TASK PROMPT.
Extract all lines from the data beneath that include the word "JSON".

DATA SUPPLIED.
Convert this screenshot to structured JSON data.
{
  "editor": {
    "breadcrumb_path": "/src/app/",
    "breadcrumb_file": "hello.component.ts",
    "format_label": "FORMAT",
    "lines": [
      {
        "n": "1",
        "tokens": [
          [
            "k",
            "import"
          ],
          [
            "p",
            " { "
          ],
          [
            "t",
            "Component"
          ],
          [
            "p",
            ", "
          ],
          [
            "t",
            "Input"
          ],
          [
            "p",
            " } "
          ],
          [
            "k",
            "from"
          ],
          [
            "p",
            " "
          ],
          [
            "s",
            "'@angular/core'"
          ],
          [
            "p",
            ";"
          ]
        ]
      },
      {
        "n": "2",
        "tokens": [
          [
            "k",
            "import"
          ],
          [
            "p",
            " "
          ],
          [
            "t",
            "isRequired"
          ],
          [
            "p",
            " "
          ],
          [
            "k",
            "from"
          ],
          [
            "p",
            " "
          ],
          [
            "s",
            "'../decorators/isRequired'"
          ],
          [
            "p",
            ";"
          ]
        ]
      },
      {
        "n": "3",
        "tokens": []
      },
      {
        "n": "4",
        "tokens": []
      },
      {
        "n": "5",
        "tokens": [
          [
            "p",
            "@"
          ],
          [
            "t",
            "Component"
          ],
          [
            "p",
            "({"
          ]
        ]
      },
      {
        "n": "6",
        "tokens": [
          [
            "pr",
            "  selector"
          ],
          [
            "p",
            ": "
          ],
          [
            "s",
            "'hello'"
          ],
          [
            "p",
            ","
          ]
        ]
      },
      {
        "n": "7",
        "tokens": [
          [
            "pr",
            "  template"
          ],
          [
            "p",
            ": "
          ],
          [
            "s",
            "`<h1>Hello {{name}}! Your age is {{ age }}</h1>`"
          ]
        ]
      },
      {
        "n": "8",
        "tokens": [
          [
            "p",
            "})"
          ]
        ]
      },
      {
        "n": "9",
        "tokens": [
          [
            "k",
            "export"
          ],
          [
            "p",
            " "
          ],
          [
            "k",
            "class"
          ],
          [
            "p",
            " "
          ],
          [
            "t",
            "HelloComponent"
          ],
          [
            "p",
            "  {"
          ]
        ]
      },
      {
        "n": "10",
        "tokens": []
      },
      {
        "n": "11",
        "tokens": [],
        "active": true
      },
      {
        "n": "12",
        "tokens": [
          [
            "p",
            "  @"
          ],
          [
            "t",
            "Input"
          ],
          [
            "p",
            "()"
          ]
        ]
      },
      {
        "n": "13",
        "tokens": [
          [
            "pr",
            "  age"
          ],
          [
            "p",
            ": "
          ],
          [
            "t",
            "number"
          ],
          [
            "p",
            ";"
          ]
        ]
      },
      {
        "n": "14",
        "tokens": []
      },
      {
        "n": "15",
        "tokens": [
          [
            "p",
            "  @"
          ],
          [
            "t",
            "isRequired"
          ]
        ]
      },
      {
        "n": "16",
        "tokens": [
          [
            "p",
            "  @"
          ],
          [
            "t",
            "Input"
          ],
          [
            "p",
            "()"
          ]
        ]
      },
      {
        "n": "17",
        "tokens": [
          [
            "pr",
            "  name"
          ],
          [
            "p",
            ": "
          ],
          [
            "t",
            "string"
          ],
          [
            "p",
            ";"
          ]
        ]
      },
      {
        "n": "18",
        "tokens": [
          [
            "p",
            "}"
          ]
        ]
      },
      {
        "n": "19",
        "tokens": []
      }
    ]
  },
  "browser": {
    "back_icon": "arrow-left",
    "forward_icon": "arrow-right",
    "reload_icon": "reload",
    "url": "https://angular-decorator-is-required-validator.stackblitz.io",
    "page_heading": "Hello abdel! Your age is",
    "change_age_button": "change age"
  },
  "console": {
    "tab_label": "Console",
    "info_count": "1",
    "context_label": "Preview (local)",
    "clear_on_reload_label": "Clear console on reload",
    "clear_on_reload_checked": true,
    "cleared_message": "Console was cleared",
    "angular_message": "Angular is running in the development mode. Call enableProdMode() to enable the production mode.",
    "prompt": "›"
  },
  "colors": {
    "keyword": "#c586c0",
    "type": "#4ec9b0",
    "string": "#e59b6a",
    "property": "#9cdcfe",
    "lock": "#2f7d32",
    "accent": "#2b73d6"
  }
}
* * *
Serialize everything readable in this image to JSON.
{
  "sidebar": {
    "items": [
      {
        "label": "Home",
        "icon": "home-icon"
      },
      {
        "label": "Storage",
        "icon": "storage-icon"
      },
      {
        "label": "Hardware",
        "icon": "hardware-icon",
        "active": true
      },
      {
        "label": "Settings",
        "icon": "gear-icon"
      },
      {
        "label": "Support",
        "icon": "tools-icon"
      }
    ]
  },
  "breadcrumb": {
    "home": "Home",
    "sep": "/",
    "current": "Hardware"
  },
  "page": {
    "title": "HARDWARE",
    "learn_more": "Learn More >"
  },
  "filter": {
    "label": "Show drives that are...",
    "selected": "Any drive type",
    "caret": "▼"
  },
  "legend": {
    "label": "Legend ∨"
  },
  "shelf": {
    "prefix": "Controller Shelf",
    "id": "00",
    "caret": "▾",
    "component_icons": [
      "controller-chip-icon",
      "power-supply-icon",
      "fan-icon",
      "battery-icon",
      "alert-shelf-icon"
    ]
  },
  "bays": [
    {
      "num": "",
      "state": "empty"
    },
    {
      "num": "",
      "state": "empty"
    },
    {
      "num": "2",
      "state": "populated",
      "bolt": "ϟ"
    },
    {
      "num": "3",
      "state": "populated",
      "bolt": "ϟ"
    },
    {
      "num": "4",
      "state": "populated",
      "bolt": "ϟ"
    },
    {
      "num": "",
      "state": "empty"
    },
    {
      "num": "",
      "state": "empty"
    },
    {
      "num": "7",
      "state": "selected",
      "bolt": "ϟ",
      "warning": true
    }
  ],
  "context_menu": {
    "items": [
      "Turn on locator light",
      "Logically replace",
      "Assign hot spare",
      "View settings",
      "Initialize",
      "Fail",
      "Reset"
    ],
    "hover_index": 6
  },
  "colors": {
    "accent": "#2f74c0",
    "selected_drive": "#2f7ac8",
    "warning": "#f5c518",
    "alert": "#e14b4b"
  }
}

RESULT FOR THIS EXERCISE.
Convert this screenshot to structured JSON data.
Serialize everything readable in this image to JSON.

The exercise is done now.